Entries from a dataset
Begin
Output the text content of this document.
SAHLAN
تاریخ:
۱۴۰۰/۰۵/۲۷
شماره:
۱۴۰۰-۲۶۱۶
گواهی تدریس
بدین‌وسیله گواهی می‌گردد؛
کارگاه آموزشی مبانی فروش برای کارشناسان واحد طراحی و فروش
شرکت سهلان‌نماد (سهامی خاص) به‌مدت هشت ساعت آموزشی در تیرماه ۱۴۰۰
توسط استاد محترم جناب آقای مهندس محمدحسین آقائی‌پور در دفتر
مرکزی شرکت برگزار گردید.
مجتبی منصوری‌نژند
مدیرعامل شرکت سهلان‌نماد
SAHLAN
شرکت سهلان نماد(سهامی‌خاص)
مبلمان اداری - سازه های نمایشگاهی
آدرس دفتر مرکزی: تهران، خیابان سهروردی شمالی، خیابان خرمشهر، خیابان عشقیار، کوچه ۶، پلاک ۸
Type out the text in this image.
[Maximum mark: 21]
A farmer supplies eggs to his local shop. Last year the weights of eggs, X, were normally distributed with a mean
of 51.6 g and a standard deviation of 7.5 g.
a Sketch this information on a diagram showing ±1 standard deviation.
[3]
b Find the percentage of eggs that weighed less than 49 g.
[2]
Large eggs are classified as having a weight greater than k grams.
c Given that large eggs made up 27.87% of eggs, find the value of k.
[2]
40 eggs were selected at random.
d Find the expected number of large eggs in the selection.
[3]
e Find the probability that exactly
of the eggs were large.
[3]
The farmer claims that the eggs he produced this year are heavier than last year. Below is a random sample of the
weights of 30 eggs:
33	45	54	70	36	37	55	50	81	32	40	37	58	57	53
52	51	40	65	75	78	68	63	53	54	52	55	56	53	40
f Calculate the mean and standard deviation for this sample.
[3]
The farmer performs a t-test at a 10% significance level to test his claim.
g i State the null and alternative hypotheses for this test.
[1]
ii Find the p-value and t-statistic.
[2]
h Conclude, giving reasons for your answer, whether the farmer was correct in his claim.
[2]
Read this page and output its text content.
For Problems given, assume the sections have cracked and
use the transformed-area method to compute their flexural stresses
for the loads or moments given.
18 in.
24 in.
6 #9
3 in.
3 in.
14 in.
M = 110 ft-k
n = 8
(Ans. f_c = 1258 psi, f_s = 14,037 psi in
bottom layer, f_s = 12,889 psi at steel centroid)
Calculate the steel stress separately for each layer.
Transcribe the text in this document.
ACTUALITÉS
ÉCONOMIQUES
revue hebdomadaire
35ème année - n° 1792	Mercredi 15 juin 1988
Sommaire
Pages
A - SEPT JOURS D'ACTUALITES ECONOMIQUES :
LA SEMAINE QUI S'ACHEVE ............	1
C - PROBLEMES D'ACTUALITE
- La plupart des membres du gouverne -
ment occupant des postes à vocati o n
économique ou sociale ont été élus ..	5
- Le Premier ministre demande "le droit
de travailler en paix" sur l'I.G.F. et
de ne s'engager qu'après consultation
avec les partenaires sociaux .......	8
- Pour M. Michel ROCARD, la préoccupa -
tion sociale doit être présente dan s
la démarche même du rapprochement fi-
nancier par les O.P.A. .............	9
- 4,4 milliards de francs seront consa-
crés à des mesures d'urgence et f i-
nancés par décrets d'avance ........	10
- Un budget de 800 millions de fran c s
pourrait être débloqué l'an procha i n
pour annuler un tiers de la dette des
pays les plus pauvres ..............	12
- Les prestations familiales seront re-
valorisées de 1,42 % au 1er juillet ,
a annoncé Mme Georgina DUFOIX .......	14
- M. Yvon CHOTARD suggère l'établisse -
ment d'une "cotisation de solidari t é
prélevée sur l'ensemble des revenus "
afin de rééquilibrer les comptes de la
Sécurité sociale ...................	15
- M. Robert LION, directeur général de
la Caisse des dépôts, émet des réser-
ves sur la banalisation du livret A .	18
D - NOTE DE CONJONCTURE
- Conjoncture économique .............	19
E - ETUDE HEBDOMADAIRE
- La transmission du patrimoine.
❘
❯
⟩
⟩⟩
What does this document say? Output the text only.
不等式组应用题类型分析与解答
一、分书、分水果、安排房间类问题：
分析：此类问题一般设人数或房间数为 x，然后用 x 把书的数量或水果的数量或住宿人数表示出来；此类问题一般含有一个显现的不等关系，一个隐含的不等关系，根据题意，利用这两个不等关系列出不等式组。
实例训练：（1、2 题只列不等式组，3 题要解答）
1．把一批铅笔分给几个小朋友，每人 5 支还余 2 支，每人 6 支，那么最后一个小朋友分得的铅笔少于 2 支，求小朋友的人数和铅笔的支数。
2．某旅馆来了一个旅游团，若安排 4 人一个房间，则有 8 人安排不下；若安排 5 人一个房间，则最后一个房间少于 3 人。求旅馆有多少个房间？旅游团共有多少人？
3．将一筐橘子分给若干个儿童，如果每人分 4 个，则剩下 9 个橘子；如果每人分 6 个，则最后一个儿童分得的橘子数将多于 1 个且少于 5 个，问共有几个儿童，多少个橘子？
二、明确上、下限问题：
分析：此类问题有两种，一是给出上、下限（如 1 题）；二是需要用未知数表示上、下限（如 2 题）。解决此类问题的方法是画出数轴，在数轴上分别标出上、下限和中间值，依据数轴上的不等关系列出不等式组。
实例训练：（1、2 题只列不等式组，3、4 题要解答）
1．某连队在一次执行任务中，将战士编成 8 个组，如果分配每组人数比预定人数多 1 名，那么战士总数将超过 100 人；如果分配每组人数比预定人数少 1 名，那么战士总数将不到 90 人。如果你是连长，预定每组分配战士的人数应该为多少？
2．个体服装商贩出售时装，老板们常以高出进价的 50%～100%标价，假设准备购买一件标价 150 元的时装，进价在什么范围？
End
WHAT NEEDS TO BE DONE
Extract all of the data above without altering anything.

ANSWER
Output the text content of this document.
SAHLAN
تاریخ:
۱۴۰۰/۰۵/۲۷
شماره:
۱۴۰۰-۲۶۱۶
گواهی تدریس
بدین‌وسیله گواهی می‌گردد؛
کارگاه آموزشی مبانی فروش برای کارشناسان واحد طراحی و فروش
شرکت سهلان‌نماد (سهامی خاص) به‌مدت هشت ساعت آموزشی در تیرماه ۱۴۰۰
توسط استاد محترم جناب آقای مهندس محمدحسین آقائی‌پور در دفتر
مرکزی شرکت برگزار گردید.
مجتبی منصوری‌نژند
مدیرعامل شرکت سهلان‌نماد
SAHLAN
شرکت سهلان نماد(سهامی‌خاص)
مبلمان اداری - سازه های نمایشگاهی
آدرس دفتر مرکزی: تهران، خیابان سهروردی شمالی، خیابان خرمشهر، خیابان عشقیار، کوچه ۶، پلاک ۸
Type out the text in this image.
[Maximum mark: 21]
A farmer supplies eggs to his local shop. Last year the weights of eggs, X, were normally distributed with a mean
of 51.6 g and a standard deviation of 7.5 g.
a Sketch this information on a diagram showing ±1 standard deviation.
[3]
b Find the percentage of eggs that weighed less than 49 g.
[2]
Large eggs are classified as having a weight greater than k grams.
c Given that large eggs made up 27.87% of eggs, find the value of k.
[2]
40 eggs were selected at random.
d Find the expected number of large eggs in the selection.
[3]
e Find the probability that exactly
of the eggs were large.
[3]
The farmer claims that the eggs he produced this year are heavier than last year. Below is a random sample of the
weights of 30 eggs:
33	45	54	70	36	37	55	50	81	32	40	37	58	57	53
52	51	40	65	75	78	68	63	53	54	52	55	56	53	40
f Calculate the mean and standard deviation for this sample.
[3]
The farmer performs a t-test at a 10% significance level to test his claim.
g i State the null and alternative hypotheses for this test.
[1]
ii Find the p-value and t-statistic.
[2]
h Conclude, giving reasons for your answer, whether the farmer was correct in his claim.
[2]
Read this page and output its text content.
For Problems given, assume the sections have cracked and
use the transformed-area method to compute their flexural stresses
for the loads or moments given.
18 in.
24 in.
6 #9
3 in.
3 in.
14 in.
M = 110 ft-k
n = 8
(Ans. f_c = 1258 psi, f_s = 14,037 psi in
bottom layer, f_s = 12,889 psi at steel centroid)
Calculate the steel stress separately for each layer.
Transcribe the text in this document.
ACTUALITÉS
ÉCONOMIQUES
revue hebdomadaire
35ème année - n° 1792	Mercredi 15 juin 1988
Sommaire
Pages
A - SEPT JOURS D'ACTUALITES ECONOMIQUES :
LA SEMAINE QUI S'ACHEVE ............	1
C - PROBLEMES D'ACTUALITE
- La plupart des membres du gouverne -
ment occupant des postes à vocati o n
économique ou sociale ont été élus ..	5
- Le Premier ministre demande "le droit
de travailler en paix" sur l'I.G.F. et
de ne s'engager qu'après consultation
avec les partenaires sociaux .......	8
- Pour M. Michel ROCARD, la préoccupa -
tion sociale doit être présente dan s
la démarche même du rapprochement fi-
nancier par les O.P.A. .............	9
- 4,4 milliards de francs seront consa-
crés à des mesures d'urgence et f i-
nancés par décrets d'avance ........	10
- Un budget de 800 millions de fran c s
pourrait être débloqué l'an procha i n
pour annuler un tiers de la dette des
pays les plus pauvres ..............	12
- Les prestations familiales seront re-
valorisées de 1,42 % au 1er juillet ,
a annoncé Mme Georgina DUFOIX .......	14
- M. Yvon CHOTARD suggère l'établisse -
ment d'une "cotisation de solidari t é
prélevée sur l'ensemble des revenus "
afin de rééquilibrer les comptes de la
Sécurité sociale ...................	15
- M. Robert LION, directeur général de
la Caisse des dépôts, émet des réser-
ves sur la banalisation du livret A .	18
D - NOTE DE CONJONCTURE
- Conjoncture économique .............	19
E - ETUDE HEBDOMADAIRE
- La transmission du patrimoine.
❘
❯
⟩
⟩⟩
What does this document say? Output the text only.
不等式组应用题类型分析与解答
一、分书、分水果、安排房间类问题：
分析：此类问题一般设人数或房间数为 x，然后用 x 把书的数量或水果的数量或住宿人数表示出来；此类问题一般含有一个显现的不等关系，一个隐含的不等关系，根据题意，利用这两个不等关系列出不等式组。
实例训练：（1、2 题只列不等式组，3 题要解答）
1．把一批铅笔分给几个小朋友，每人 5 支还余 2 支，每人 6 支，那么最后一个小朋友分得的铅笔少于 2 支，求小朋友的人数和铅笔的支数。
2．某旅馆来了一个旅游团，若安排 4 人一个房间，则有 8 人安排不下；若安排 5 人一个房间，则最后一个房间少于 3 人。求旅馆有多少个房间？旅游团共有多少人？
3．将一筐橘子分给若干个儿童，如果每人分 4 个，则剩下 9 个橘子；如果每人分 6 个，则最后一个儿童分得的橘子数将多于 1 个且少于 5 个，问共有几个儿童，多少个橘子？
二、明确上、下限问题：
分析：此类问题有两种，一是给出上、下限（如 1 题）；二是需要用未知数表示上、下限（如 2 题）。解决此类问题的方法是画出数轴，在数轴上分别标出上、下限和中间值，依据数轴上的不等关系列出不等式组。
实例训练：（1、2 题只列不等式组，3、4 题要解答）
1．某连队在一次执行任务中，将战士编成 8 个组，如果分配每组人数比预定人数多 1 名，那么战士总数将超过 100 人；如果分配每组人数比预定人数少 1 名，那么战士总数将不到 90 人。如果你是连长，预定每组分配战士的人数应该为多少？
2．个体服装商贩出售时装，老板们常以高出进价的 50%～100%标价，假设准备购买一件标价 150 元的时装，进价在什么范围？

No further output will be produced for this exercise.